Task goal.
Using the listing below, please gather every line containing the word "domain".

Information given.
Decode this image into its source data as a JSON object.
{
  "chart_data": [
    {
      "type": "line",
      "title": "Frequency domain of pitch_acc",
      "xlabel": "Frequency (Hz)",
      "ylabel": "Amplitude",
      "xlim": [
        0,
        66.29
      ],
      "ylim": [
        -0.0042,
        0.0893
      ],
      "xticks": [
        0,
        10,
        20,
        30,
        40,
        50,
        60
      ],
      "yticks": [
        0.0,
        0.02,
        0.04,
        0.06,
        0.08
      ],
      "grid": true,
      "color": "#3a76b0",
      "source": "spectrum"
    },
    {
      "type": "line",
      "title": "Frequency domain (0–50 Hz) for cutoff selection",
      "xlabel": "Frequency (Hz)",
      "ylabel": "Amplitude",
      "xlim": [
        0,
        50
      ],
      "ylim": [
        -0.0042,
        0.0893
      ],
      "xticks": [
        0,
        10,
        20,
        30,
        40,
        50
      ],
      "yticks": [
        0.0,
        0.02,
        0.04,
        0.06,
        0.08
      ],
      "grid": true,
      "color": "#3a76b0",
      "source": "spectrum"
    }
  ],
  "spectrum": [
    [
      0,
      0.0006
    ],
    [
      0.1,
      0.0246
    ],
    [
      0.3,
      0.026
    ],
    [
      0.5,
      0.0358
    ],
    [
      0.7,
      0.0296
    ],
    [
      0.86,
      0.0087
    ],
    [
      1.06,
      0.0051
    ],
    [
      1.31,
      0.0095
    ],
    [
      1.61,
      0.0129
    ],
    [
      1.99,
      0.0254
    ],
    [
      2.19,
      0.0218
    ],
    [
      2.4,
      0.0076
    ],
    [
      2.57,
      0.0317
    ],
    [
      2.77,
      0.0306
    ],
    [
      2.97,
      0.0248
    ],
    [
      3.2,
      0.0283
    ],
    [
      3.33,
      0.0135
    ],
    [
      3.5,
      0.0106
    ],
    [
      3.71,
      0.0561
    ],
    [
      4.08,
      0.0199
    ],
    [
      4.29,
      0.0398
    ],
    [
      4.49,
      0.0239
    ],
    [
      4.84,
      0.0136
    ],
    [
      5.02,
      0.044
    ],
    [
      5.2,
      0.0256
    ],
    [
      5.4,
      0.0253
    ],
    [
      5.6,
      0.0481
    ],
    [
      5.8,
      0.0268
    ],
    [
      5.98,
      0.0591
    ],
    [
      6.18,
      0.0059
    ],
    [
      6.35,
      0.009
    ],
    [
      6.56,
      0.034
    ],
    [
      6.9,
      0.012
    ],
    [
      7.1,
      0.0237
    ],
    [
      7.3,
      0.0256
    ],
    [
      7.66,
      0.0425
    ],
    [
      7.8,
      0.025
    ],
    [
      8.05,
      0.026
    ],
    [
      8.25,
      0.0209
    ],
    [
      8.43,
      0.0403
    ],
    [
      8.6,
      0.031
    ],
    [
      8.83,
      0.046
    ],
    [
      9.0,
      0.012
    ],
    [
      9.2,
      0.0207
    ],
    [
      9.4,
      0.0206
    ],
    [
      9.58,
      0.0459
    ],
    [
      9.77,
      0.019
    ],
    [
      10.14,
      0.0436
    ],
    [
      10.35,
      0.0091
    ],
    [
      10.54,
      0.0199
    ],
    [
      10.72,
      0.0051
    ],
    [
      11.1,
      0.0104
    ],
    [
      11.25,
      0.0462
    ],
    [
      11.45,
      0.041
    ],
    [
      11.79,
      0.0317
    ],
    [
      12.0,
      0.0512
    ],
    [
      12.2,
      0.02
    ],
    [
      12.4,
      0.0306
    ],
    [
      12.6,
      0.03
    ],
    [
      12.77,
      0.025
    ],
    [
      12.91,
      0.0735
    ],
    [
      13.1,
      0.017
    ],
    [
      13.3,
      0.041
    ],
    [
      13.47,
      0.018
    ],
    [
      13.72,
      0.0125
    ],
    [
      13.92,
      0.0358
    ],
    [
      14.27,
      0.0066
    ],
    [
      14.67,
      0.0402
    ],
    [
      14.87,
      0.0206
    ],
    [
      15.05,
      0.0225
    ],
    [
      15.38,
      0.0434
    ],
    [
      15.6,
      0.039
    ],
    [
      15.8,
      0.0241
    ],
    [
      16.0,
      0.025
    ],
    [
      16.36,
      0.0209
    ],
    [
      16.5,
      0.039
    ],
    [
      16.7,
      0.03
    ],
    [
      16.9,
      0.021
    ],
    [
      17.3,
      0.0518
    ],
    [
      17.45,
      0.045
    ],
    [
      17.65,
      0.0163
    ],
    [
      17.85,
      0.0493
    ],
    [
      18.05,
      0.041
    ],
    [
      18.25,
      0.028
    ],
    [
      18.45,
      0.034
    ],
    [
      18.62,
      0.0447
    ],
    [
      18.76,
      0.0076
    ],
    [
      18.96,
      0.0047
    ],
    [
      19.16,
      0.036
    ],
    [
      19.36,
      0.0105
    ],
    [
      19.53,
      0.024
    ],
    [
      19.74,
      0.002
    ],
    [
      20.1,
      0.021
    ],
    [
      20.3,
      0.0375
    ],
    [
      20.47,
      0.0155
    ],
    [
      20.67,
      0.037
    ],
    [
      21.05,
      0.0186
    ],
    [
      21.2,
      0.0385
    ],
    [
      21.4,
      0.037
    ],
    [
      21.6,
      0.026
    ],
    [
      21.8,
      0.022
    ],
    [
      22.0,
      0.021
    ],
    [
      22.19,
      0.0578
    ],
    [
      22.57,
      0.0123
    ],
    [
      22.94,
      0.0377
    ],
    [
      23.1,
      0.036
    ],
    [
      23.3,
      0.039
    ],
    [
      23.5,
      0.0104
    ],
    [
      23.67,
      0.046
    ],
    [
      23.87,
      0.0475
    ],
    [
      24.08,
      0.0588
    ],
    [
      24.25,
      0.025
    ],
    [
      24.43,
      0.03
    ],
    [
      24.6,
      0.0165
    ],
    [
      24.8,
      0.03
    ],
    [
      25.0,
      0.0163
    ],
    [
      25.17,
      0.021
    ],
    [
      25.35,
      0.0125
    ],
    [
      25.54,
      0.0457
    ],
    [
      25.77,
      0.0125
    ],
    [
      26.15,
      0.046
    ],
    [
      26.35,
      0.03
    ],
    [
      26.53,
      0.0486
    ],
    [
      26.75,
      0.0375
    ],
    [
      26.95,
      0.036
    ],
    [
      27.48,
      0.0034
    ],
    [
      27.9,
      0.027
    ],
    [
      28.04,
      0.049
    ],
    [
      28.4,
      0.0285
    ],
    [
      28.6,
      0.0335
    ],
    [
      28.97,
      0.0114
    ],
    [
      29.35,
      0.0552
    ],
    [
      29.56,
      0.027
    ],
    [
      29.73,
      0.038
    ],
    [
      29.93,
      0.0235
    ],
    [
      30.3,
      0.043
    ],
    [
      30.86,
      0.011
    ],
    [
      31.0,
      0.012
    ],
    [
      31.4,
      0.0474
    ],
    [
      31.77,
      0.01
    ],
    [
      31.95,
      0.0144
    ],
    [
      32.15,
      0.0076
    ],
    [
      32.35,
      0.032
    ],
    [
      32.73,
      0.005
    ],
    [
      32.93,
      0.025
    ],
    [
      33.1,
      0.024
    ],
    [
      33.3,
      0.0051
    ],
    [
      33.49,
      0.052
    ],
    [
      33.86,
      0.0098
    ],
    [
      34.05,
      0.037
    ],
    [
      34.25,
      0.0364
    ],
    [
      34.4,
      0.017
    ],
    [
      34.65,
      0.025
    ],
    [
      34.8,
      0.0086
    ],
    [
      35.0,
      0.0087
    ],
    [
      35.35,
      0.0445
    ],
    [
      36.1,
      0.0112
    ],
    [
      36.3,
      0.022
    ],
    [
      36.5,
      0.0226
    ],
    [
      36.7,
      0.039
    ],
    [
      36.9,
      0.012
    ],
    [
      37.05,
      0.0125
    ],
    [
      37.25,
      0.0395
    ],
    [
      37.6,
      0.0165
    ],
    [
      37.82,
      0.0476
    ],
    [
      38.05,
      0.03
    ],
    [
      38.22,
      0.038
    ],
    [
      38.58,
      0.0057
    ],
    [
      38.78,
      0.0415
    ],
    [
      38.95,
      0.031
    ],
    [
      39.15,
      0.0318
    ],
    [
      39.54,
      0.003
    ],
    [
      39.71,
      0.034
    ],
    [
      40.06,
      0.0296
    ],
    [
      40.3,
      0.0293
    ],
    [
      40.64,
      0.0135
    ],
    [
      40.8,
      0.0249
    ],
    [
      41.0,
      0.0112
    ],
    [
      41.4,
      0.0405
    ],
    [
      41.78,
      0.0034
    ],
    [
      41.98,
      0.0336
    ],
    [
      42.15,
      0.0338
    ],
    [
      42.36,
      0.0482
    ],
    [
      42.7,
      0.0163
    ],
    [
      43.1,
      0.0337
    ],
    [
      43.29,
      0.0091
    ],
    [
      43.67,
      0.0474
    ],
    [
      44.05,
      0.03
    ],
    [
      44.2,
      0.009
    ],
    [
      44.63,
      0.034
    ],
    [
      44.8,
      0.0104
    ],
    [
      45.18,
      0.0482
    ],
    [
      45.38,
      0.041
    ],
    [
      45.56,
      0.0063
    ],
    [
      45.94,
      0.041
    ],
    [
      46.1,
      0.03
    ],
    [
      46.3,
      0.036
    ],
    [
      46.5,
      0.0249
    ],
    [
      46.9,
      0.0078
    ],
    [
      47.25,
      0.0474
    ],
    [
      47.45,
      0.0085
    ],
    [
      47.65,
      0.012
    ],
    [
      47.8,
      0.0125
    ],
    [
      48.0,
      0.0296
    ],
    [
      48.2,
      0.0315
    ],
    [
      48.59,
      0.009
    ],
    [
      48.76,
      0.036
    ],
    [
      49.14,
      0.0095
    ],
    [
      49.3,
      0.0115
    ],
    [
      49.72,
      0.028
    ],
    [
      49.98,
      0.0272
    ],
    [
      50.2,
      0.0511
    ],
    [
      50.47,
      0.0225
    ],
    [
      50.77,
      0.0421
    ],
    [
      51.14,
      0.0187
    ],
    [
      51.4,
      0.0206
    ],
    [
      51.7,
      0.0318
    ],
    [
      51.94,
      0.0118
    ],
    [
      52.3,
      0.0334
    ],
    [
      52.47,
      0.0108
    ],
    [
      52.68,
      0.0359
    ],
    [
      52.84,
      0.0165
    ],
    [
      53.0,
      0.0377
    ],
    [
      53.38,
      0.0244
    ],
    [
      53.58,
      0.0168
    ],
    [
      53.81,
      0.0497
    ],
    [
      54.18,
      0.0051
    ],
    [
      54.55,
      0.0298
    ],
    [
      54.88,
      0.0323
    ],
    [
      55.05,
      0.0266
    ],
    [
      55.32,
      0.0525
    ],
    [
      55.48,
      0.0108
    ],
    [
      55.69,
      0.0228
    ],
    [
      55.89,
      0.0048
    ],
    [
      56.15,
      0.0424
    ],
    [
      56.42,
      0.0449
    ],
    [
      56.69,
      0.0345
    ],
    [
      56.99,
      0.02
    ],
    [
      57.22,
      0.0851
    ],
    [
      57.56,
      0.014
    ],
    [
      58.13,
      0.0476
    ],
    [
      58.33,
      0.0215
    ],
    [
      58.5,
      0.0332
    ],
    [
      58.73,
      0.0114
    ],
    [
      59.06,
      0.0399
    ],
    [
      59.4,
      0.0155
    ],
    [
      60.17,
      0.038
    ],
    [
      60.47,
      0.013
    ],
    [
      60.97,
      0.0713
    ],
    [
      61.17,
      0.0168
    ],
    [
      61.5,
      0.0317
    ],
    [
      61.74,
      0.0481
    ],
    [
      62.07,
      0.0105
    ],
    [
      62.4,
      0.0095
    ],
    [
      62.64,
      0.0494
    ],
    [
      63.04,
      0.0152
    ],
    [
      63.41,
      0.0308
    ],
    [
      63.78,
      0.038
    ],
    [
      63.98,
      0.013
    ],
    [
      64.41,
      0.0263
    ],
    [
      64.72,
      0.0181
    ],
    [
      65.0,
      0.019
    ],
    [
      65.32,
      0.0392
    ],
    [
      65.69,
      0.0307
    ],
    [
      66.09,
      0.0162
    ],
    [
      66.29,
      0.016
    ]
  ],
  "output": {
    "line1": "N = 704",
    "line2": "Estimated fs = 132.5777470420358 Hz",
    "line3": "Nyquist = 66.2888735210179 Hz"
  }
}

Task answer.
      "title": "Frequency domain of pitch_acc",
      "title": "Frequency domain (0–50 Hz) for cutoff selection",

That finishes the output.